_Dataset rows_
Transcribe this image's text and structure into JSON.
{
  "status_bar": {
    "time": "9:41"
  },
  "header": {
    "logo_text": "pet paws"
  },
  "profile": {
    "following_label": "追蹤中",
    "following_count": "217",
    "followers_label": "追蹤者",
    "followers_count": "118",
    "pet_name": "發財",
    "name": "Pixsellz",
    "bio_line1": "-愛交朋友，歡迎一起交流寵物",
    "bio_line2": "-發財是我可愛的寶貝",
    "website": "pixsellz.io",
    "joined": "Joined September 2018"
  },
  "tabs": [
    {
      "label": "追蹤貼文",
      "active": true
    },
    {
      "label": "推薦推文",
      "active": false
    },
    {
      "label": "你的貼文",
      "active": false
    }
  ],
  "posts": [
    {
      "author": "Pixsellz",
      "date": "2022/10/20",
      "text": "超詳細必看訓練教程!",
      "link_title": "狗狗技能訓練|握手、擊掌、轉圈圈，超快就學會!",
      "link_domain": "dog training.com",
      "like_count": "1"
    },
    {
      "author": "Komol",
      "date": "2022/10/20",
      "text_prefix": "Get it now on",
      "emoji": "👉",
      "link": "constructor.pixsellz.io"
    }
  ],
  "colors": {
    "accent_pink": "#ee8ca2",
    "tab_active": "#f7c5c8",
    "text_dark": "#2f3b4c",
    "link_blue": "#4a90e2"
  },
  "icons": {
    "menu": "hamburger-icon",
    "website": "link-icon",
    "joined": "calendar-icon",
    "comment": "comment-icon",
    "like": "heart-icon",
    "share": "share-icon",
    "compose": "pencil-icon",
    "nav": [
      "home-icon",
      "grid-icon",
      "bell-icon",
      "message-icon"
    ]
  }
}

_PROBLEM TO WORK ON_
Of all the lines above, how many contain the word "joined"? Answer with only the number.

_SOLUTION_
2